Dataset items:
• • • •

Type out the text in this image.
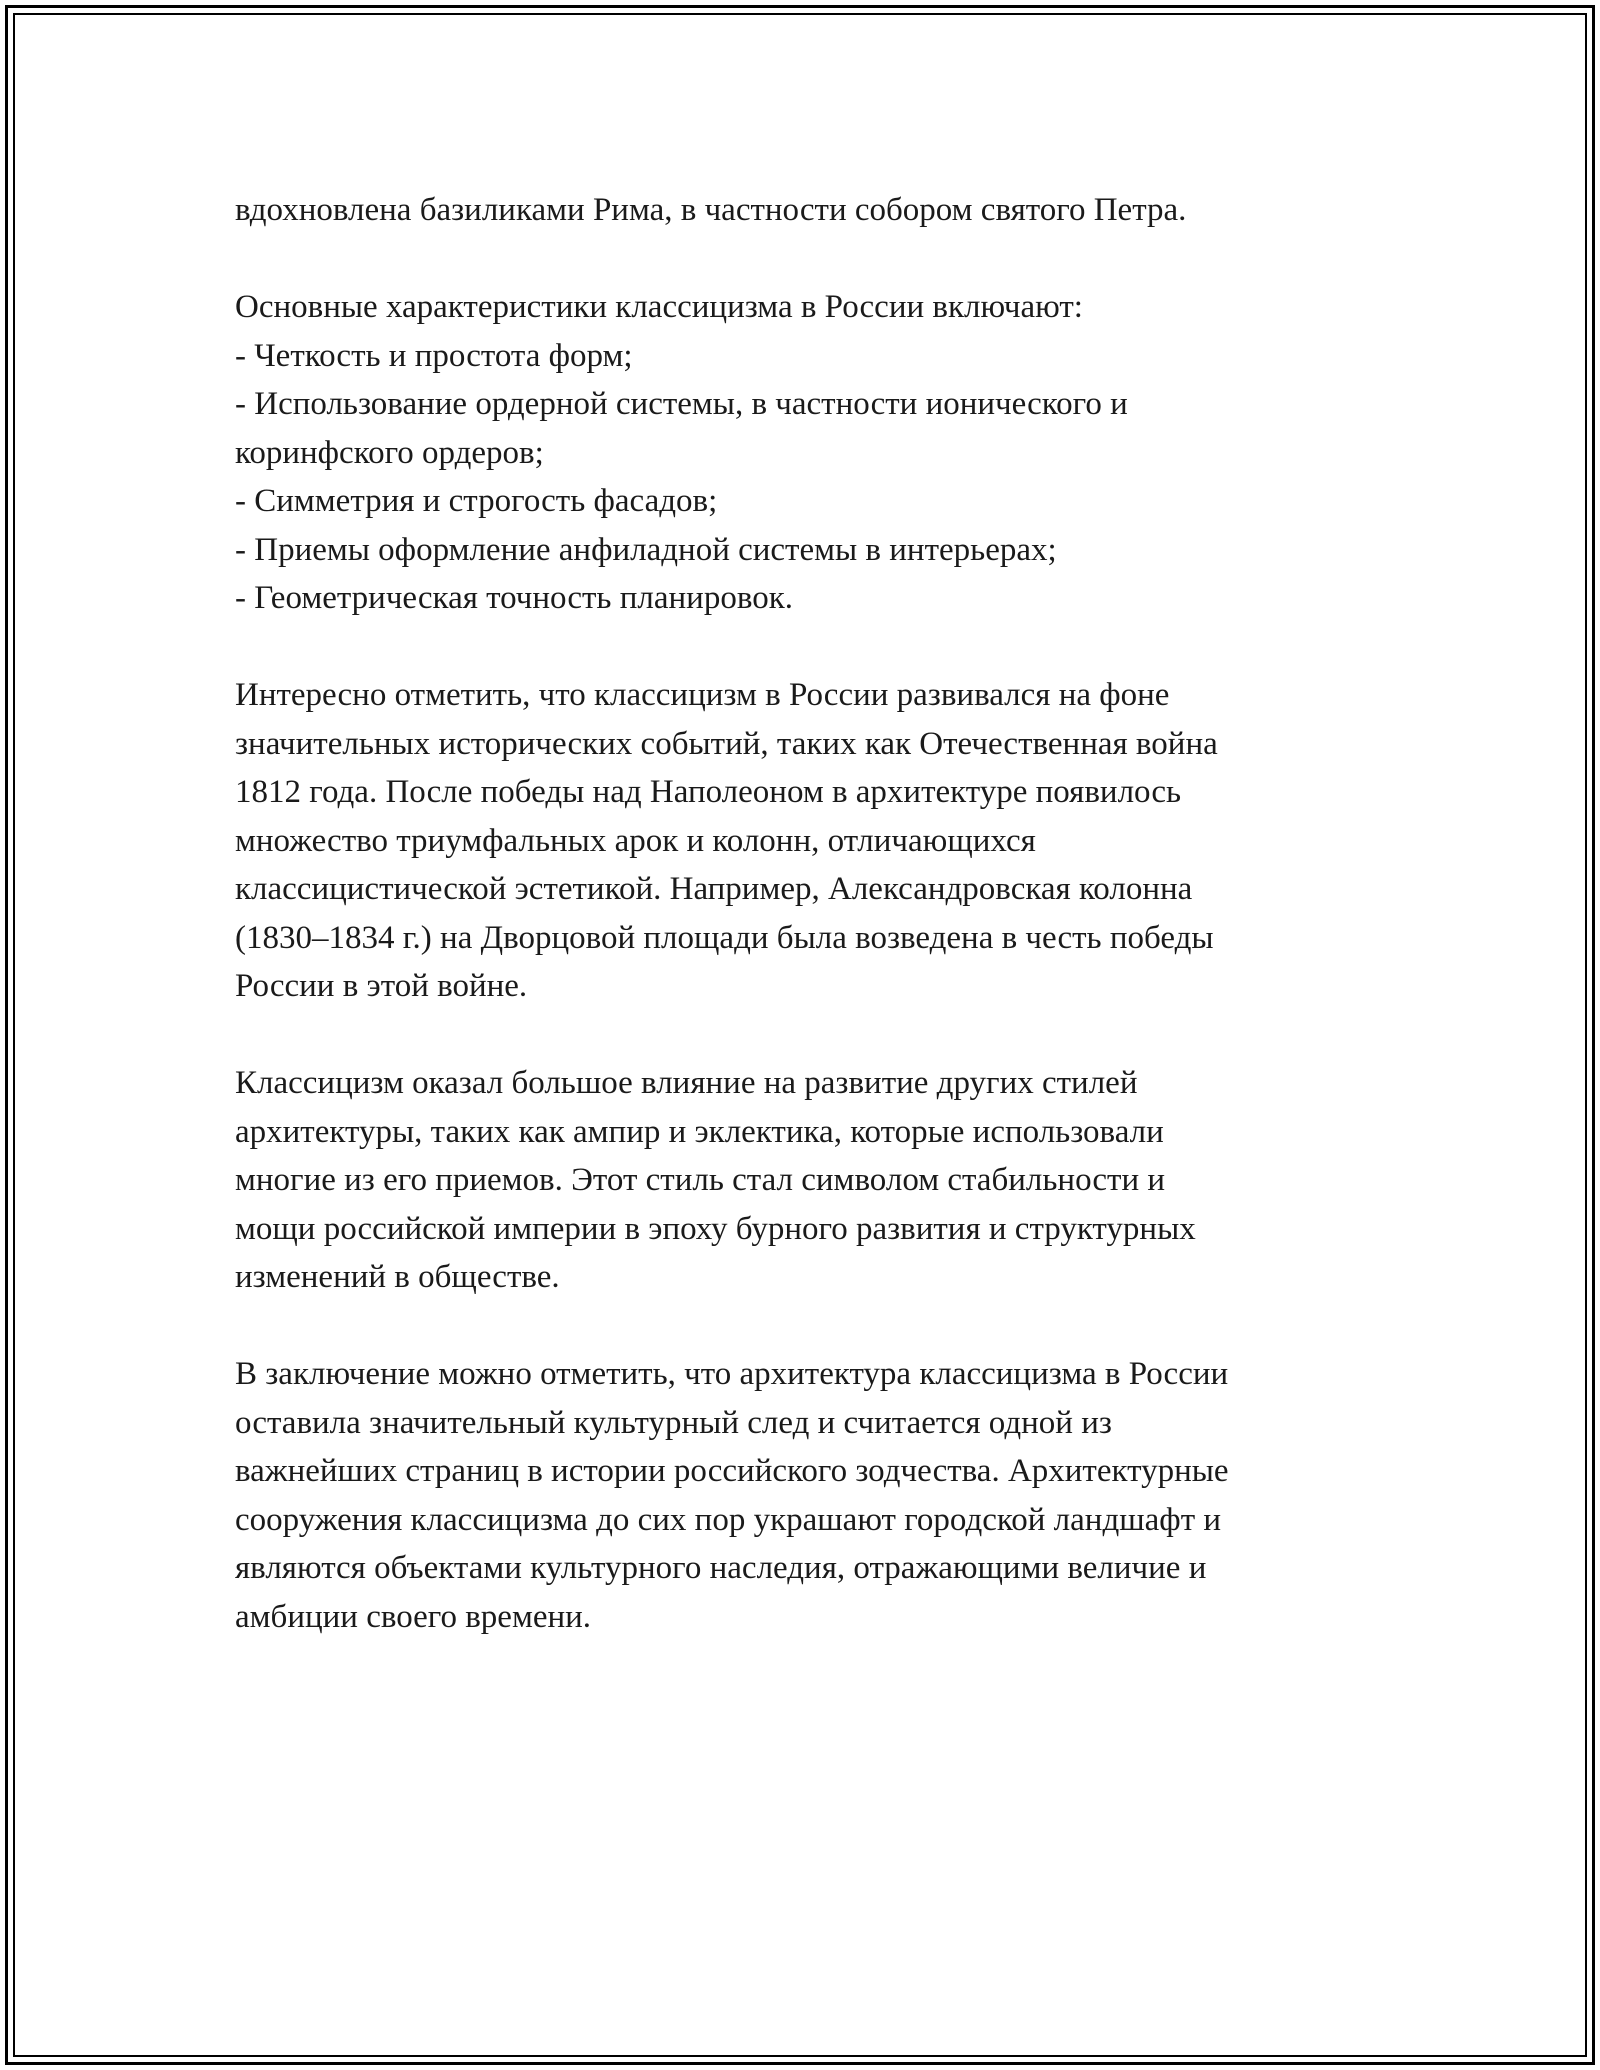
вдохновлена базиликами Рима, в частности собором святого Петра.
Основные характеристики классицизма в России включают:
- Четкость и простота форм;
- Использование ордерной системы, в частности ионического и
коринфского ордеров;
- Симметрия и строгость фасадов;
- Приемы оформление анфиладной системы в интерьерах;
- Геометрическая точность планировок.
Интересно отметить, что классицизм в России развивался на фоне
значительных исторических событий, таких как Отечественная война
1812 года. После победы над Наполеоном в архитектуре появилось
множество триумфальных арок и колонн, отличающихся
классицистической эстетикой. Например, Александровская колонна
(1830–1834 г.) на Дворцовой площади была возведена в честь победы
России в этой войне.
Классицизм оказал большое влияние на развитие других стилей
архитектуры, таких как ампир и эклектика, которые использовали
многие из его приемов. Этот стиль стал символом стабильности и
мощи российской империи в эпоху бурного развития и структурных
изменений в обществе.
В заключение можно отметить, что архитектура классицизма в России
оставила значительный культурный след и считается одной из
важнейших страниц в истории российского зодчества. Архитектурные
сооружения классицизма до сих пор украшают городской ландшафт и
являются объектами культурного наследия, отражающими величие и
амбиции своего времени.
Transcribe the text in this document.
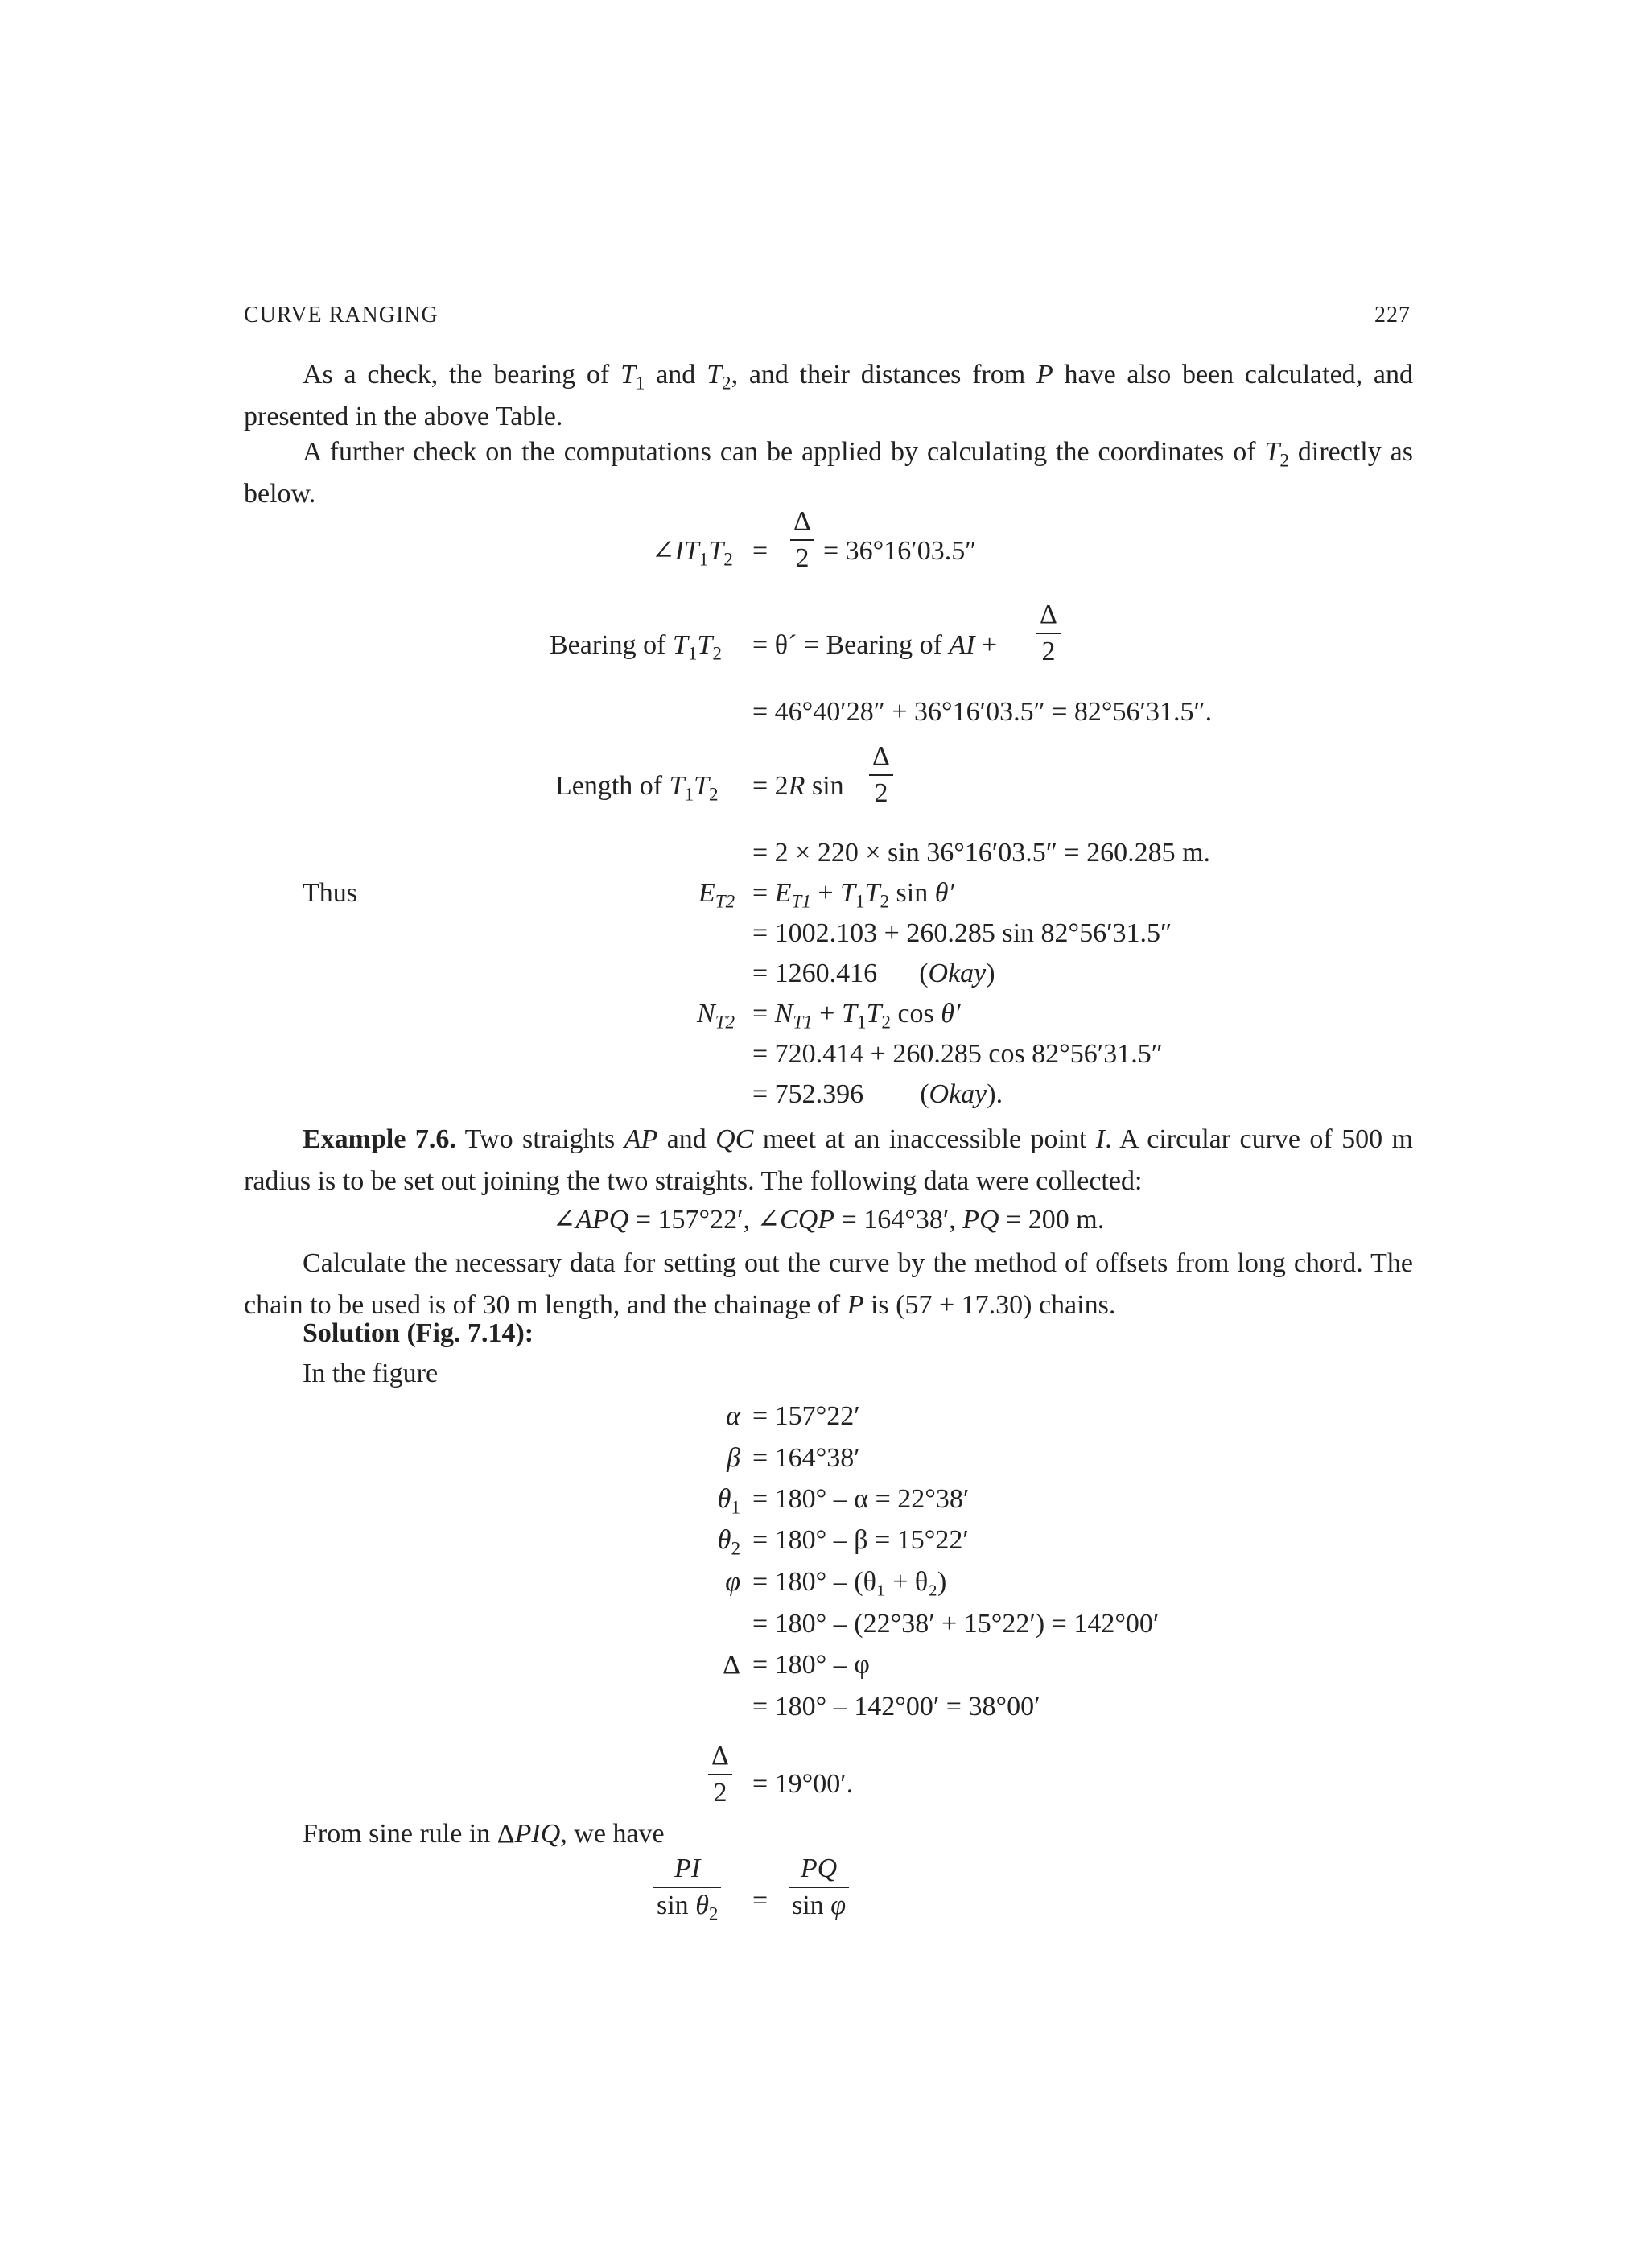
CURVE RANGING	227
As a check, the bearing of $T_1$ and $T_2$, and their distances from P have also been calculated, and presented in the above Table.
A further check on the computations can be applied by calculating the coordinates of $T_2$ directly as below.
$\angle IT_1T_2 = \frac{\Delta}{2} = 36^\circ 16'03.5''$
Bearing of $T_1T_2$ = θ´ = Bearing of AI + $\frac{\Delta}{2}$
= 46°40′28″ + 36°16′03.5″ = 82°56′31.5″.
Length of $T_1T_2 = 2R$ $\sin \frac{\Delta}{2}$
= 2 × 220 × sin 36°16′03.5″ = 260.285 m.
Thus	$E_{T2} = E_{T1} + T_1T_2$ sin θ′
= 1002.103 + 260.285 sin 82°56′31.5″
= 1260.416 (Okay)
$N_{T2} = N_{T1} + T_1T_2$ cos θ′
= 720.414 + 260.285 cos 82°56′31.5″
= 752.396 (Okay).
Example 7.6. Two straights AP and QC meet at an inaccessible point I. A circular curve of 500 m radius is to be set out joining the two straights. The following data were collected:
∠APQ = 157°22′, ∠CQP = 164°38′, PQ = 200 m.
Calculate the necessary data for setting out the curve by the method of offsets from long chord. The chain to be used is of 30 m length, and the chainage of P is (57 + 17.30) chains.
Solution (Fig. 7.14):
In the figure
α = 157°22′
β = 164°38′
$\theta_1 = 180^\circ - \alpha = 22^\circ 38'$
$\theta_2 = 180^\circ - \beta = 15^\circ 22'$
φ = 180° – (θ₁ + θ₂)
= 180° – (22°38′ + 15°22′) = 142°00′
Δ = 180° – φ
= 180° – 142°00′ = 38°00′
$\frac{\Delta}{2} = 19^\circ 00'$.
From sine rule in ΔPIQ, we have
$\frac{PI}{\sin \theta_2} = \frac{PQ}{\text{sin φ}}$
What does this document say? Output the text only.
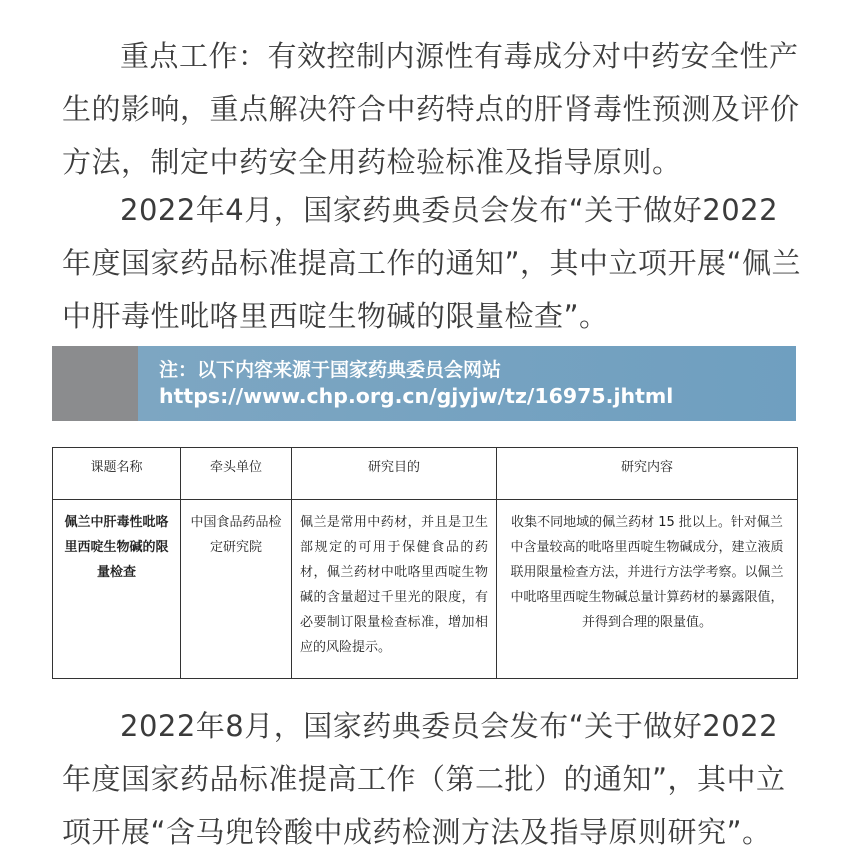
重点工作：有效控制内源性有毒成分对中药安全性产生的影响，重点解决符合中药特点的肝肾毒性预测及评价方法，制定中药安全用药检验标准及指导原则。

2022年4月，国家药典委员会发布“关于做好2022年度国家药品标准提高工作的通知”，其中立项开展“佩兰中肝毒性吡咯里西啶生物碱的限量检查”。

注：以下内容来源于国家药典委员会网站
https://www.chp.org.cn/gjyjw/tz/16975.jhtml
课题名称	牵头单位	研究目的	研究内容
佩兰中肝毒性吡咯里西啶生物碱的限量检查	中国食品药品检定研究院	佩兰是常用中药材，并且是卫生部规定的可用于保健食品的药材，佩兰药材中吡咯里西啶生物碱的含量超过千里光的限度，有必要制订限量检查标准，增加相应的风险提示。	收集不同地域的佩兰药材 15 批以上。针对佩兰中含量较高的吡咯里西啶生物碱成分，建立液质联用限量检查方法，并进行方法学考察。以佩兰中吡咯里西啶生物碱总量计算药材的暴露限值，并得到合理的限量值。

2022年8月，国家药典委员会发布“关于做好2022年度国家药品标准提高工作（第二批）的通知”，其中立项开展“含马兜铃酸中成药检测方法及指导原则研究”。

• • • •

* **Prompt**
Return all of the entries exactly as written, but drop any pictures they hold.

* **The completed task**
Type out the text in this image.
вдохновлена базиликами Рима, в частности собором святого Петра.
Основные характеристики классицизма в России включают:
- Четкость и простота форм;
- Использование ордерной системы, в частности ионического и
коринфского ордеров;
- Симметрия и строгость фасадов;
- Приемы оформление анфиладной системы в интерьерах;
- Геометрическая точность планировок.
Интересно отметить, что классицизм в России развивался на фоне
значительных исторических событий, таких как Отечественная война
1812 года. После победы над Наполеоном в архитектуре появилось
множество триумфальных арок и колонн, отличающихся
классицистической эстетикой. Например, Александровская колонна
(1830–1834 г.) на Дворцовой площади была возведена в честь победы
России в этой войне.
Классицизм оказал большое влияние на развитие других стилей
архитектуры, таких как ампир и эклектика, которые использовали
многие из его приемов. Этот стиль стал символом стабильности и
мощи российской империи в эпоху бурного развития и структурных
изменений в обществе.
В заключение можно отметить, что архитектура классицизма в России
оставила значительный культурный след и считается одной из
важнейших страниц в истории российского зодчества. Архитектурные
сооружения классицизма до сих пор украшают городской ландшафт и
являются объектами культурного наследия, отражающими величие и
амбиции своего времени.
Transcribe the text in this document.
CURVE RANGING	227
As a check, the bearing of $T_1$ and $T_2$, and their distances from P have also been calculated, and presented in the above Table.
A further check on the computations can be applied by calculating the coordinates of $T_2$ directly as below.
$\angle IT_1T_2 = \frac{\Delta}{2} = 36^\circ 16'03.5''$
Bearing of $T_1T_2$ = θ´ = Bearing of AI + $\frac{\Delta}{2}$
= 46°40′28″ + 36°16′03.5″ = 82°56′31.5″.
Length of $T_1T_2 = 2R$ $\sin \frac{\Delta}{2}$
= 2 × 220 × sin 36°16′03.5″ = 260.285 m.
Thus	$E_{T2} = E_{T1} + T_1T_2$ sin θ′
= 1002.103 + 260.285 sin 82°56′31.5″
= 1260.416 (Okay)
$N_{T2} = N_{T1} + T_1T_2$ cos θ′
= 720.414 + 260.285 cos 82°56′31.5″
= 752.396 (Okay).
Example 7.6. Two straights AP and QC meet at an inaccessible point I. A circular curve of 500 m radius is to be set out joining the two straights. The following data were collected:
∠APQ = 157°22′, ∠CQP = 164°38′, PQ = 200 m.
Calculate the necessary data for setting out the curve by the method of offsets from long chord. The chain to be used is of 30 m length, and the chainage of P is (57 + 17.30) chains.
Solution (Fig. 7.14):
In the figure
α = 157°22′
β = 164°38′
$\theta_1 = 180^\circ - \alpha = 22^\circ 38'$
$\theta_2 = 180^\circ - \beta = 15^\circ 22'$
φ = 180° – (θ₁ + θ₂)
= 180° – (22°38′ + 15°22′) = 142°00′
Δ = 180° – φ
= 180° – 142°00′ = 38°00′
$\frac{\Delta}{2} = 19^\circ 00'$.
From sine rule in ΔPIQ, we have
$\frac{PI}{\sin \theta_2} = \frac{PQ}{\text{sin φ}}$
What does this document say? Output the text only.
重点工作：有效控制内源性有毒成分对中药安全性产生的影响，重点解决符合中药特点的肝肾毒性预测及评价方法，制定中药安全用药检验标准及指导原则。

2022年4月，国家药典委员会发布“关于做好2022年度国家药品标准提高工作的通知”，其中立项开展“佩兰中肝毒性吡咯里西啶生物碱的限量检查”。

注：以下内容来源于国家药典委员会网站
https://www.chp.org.cn/gjyjw/tz/16975.jhtml
课题名称	牵头单位	研究目的	研究内容
佩兰中肝毒性吡咯里西啶生物碱的限量检查	中国食品药品检定研究院	佩兰是常用中药材，并且是卫生部规定的可用于保健食品的药材，佩兰药材中吡咯里西啶生物碱的含量超过千里光的限度，有必要制订限量检查标准，增加相应的风险提示。	收集不同地域的佩兰药材 15 批以上。针对佩兰中含量较高的吡咯里西啶生物碱成分，建立液质联用限量检查方法，并进行方法学考察。以佩兰中吡咯里西啶生物碱总量计算药材的暴露限值，并得到合理的限量值。

2022年8月，国家药典委员会发布“关于做好2022年度国家药品标准提高工作（第二批）的通知”，其中立项开展“含马兜铃酸中成药检测方法及指导原则研究”。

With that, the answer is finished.